— Set problem —
Copy out the lines below, starting with the first one and ending with the line containing "forward-icon[interactable] <box>68 9", including that line.

Annotated region listings:
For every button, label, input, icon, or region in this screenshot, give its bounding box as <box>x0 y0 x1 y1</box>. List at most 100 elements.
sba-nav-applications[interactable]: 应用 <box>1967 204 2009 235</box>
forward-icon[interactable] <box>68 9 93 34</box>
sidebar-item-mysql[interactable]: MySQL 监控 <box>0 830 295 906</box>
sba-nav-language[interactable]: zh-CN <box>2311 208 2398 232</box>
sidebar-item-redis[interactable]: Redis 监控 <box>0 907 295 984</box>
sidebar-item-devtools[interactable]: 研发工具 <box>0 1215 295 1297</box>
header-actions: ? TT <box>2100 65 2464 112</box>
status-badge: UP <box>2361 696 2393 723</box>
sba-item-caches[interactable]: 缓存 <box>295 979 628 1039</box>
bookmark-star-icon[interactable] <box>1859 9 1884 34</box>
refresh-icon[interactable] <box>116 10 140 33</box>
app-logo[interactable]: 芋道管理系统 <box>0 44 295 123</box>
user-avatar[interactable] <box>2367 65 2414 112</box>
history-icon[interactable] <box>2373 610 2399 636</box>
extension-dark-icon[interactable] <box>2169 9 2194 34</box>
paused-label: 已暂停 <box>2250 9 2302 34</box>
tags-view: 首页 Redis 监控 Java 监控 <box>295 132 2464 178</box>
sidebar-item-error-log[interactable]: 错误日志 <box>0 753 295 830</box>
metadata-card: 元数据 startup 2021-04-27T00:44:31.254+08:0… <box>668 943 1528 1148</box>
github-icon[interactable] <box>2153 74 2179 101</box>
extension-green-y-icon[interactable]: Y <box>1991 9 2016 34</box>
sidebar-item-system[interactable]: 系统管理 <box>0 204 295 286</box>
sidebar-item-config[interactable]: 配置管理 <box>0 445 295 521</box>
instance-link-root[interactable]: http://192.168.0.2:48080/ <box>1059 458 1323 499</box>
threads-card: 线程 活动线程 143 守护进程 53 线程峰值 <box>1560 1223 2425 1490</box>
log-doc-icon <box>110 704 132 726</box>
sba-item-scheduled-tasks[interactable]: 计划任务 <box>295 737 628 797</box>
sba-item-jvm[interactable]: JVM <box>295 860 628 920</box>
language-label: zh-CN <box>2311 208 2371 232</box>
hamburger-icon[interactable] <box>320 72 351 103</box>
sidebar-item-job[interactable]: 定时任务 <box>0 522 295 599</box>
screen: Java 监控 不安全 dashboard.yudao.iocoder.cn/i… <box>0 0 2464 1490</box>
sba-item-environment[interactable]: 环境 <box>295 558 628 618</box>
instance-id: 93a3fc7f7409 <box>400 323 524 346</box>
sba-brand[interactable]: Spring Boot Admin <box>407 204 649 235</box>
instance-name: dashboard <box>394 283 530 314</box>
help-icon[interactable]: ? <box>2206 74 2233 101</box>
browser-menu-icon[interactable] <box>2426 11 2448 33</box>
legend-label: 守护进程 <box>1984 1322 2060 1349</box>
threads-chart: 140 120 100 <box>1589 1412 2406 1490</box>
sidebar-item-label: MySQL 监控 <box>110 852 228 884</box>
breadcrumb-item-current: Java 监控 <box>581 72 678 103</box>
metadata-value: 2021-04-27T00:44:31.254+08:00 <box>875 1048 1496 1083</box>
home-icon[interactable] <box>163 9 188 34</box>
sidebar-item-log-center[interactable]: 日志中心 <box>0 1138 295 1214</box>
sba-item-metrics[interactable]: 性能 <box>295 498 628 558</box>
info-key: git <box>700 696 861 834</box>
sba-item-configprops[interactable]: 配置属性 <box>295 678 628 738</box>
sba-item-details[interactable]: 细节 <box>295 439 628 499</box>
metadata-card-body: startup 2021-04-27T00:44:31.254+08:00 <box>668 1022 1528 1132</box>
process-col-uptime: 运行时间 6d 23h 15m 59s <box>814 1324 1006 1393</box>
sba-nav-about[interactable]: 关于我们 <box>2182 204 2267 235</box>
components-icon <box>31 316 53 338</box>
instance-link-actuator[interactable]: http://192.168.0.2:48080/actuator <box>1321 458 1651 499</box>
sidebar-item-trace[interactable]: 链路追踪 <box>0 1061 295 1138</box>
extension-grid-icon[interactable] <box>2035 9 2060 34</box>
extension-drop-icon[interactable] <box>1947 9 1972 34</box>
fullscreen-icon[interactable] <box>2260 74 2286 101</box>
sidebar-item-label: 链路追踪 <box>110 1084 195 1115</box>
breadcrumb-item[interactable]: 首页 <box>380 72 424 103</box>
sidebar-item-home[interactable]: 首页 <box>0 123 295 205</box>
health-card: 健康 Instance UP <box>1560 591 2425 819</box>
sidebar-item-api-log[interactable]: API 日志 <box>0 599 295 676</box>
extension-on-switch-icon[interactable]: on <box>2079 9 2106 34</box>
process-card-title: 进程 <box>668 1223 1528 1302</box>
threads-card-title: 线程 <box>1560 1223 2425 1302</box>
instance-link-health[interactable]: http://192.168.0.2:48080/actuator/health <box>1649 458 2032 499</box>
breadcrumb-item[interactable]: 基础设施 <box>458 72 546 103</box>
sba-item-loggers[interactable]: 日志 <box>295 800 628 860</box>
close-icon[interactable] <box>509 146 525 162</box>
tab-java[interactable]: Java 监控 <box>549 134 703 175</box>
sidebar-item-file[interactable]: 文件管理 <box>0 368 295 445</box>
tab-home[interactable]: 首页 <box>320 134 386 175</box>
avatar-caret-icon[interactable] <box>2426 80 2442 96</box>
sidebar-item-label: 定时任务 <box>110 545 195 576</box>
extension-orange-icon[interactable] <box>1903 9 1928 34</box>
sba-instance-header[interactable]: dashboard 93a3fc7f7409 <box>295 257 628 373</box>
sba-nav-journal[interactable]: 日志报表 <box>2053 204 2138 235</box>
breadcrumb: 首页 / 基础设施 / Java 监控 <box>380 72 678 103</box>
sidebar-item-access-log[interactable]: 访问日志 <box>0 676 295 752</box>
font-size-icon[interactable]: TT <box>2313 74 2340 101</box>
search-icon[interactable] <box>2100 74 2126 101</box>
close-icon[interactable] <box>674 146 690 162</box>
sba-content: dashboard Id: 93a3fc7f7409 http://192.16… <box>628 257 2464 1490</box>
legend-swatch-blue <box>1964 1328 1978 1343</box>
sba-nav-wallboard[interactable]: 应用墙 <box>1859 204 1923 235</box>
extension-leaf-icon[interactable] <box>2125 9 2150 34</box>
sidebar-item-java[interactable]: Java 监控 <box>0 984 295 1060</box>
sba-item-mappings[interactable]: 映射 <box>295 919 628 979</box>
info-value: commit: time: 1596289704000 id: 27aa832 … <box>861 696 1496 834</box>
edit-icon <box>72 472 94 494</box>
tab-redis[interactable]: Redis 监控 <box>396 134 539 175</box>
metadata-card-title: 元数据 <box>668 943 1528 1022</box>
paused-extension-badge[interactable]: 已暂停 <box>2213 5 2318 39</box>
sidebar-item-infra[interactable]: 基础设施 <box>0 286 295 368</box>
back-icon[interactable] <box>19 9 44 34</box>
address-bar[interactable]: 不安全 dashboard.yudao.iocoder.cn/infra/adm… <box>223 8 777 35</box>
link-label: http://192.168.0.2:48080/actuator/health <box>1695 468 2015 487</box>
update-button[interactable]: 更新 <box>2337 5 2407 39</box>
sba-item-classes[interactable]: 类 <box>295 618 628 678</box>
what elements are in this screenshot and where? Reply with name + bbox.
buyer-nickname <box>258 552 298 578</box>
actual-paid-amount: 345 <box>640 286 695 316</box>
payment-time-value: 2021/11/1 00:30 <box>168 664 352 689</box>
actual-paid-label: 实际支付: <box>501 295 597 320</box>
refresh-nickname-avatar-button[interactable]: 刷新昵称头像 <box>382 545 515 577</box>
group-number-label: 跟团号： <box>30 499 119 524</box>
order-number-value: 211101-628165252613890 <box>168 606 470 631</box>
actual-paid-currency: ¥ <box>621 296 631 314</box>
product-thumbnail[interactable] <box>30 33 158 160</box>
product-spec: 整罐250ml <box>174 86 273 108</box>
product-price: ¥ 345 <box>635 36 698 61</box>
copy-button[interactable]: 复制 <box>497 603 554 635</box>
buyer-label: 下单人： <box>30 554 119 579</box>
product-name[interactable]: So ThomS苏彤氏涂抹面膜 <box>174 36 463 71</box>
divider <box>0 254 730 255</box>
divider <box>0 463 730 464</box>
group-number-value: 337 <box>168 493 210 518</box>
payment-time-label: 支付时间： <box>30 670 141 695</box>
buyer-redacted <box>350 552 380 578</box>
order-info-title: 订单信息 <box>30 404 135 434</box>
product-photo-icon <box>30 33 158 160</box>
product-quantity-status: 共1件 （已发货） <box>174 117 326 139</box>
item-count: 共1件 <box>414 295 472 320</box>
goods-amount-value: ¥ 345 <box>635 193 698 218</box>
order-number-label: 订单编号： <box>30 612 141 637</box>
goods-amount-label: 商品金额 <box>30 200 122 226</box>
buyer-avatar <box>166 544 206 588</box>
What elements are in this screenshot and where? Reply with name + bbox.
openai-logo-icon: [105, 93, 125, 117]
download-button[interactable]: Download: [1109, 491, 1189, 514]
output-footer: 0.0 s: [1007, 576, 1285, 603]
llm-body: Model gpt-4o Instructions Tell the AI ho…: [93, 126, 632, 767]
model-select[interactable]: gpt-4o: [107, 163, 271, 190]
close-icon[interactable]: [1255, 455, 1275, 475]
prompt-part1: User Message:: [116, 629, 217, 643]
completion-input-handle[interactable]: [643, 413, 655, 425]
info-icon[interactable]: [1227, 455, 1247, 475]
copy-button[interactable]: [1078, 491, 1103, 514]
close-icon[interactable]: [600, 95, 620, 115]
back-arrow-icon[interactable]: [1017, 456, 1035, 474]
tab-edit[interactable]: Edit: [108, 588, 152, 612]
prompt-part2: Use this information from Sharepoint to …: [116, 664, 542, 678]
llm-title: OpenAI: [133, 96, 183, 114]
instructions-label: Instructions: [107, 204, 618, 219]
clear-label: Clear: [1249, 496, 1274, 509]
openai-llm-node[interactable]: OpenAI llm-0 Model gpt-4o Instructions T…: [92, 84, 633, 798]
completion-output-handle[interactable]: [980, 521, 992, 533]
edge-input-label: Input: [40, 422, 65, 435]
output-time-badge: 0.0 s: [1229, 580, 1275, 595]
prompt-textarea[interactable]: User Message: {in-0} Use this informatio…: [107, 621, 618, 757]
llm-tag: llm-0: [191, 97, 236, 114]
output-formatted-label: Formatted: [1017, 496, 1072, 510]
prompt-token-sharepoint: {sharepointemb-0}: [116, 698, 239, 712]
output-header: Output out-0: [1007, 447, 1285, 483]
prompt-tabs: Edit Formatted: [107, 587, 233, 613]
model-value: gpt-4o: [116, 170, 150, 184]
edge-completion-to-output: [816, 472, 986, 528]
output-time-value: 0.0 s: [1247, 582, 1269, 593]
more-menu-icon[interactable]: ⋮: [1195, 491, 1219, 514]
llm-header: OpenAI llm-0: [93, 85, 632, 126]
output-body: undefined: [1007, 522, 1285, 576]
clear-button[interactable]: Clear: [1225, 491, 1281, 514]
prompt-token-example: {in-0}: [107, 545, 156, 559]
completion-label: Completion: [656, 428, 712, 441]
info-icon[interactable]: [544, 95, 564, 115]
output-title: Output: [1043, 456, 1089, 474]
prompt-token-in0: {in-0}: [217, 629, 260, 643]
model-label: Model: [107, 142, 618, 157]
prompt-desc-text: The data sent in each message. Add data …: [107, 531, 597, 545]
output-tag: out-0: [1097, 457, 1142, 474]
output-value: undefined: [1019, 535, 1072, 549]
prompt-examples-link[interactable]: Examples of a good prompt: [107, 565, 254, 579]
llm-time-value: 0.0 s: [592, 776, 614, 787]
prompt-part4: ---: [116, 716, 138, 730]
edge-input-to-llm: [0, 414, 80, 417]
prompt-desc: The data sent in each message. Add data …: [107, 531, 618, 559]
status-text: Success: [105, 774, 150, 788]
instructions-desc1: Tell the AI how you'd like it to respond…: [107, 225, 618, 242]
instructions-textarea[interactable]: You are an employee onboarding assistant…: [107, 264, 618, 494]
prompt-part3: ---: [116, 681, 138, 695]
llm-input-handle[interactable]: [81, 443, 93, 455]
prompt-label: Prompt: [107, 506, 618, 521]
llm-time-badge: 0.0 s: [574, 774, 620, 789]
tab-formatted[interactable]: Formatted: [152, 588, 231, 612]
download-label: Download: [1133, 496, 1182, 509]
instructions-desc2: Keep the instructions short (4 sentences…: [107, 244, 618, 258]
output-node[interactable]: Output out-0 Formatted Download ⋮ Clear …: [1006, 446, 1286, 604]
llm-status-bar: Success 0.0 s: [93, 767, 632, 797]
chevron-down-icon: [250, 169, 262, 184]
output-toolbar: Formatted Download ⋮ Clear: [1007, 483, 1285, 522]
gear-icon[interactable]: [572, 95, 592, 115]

— Answer below —
For every button, label, input, icon, or region in this screenshot, give its bounding box as <box>x0 y0 x1 y1</box>. List at most 100 elements.
sba-nav-applications[interactable]: 应用 <box>1967 204 2009 235</box>
forward-icon[interactable] <box>68 9 93 34</box>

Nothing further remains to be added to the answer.